> TASK BRIEF:
Find the word "中稀盐酸" in the data. Return every line where it appears.

(Dataset items)
▬▬▬

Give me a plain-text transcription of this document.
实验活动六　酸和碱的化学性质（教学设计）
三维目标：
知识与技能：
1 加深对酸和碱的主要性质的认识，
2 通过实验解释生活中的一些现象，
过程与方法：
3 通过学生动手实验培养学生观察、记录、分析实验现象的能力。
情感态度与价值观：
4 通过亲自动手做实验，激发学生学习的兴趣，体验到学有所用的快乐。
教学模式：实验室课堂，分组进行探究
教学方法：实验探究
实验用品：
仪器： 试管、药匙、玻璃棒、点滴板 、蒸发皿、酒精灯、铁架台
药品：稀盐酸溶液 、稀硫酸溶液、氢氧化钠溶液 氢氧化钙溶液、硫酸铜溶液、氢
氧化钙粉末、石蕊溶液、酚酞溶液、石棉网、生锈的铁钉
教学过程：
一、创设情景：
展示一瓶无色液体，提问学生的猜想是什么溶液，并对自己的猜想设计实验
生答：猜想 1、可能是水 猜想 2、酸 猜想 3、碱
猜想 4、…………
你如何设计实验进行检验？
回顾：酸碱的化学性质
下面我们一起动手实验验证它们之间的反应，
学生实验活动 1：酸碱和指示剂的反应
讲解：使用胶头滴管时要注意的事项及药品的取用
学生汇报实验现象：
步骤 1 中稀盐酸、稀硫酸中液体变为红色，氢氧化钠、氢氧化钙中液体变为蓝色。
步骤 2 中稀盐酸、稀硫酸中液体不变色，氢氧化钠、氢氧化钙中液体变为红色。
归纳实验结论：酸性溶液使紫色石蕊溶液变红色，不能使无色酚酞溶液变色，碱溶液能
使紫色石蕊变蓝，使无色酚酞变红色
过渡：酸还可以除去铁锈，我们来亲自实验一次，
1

▬▬▬

> THE RESULT:
步骤 1 中稀盐酸、稀硫酸中液体变为红色，氢氧化钠、氢氧化钙中液体变为蓝色。
步骤 2 中稀盐酸、稀硫酸中液体不变色，氢氧化钠、氢氧化钙中液体变为红色。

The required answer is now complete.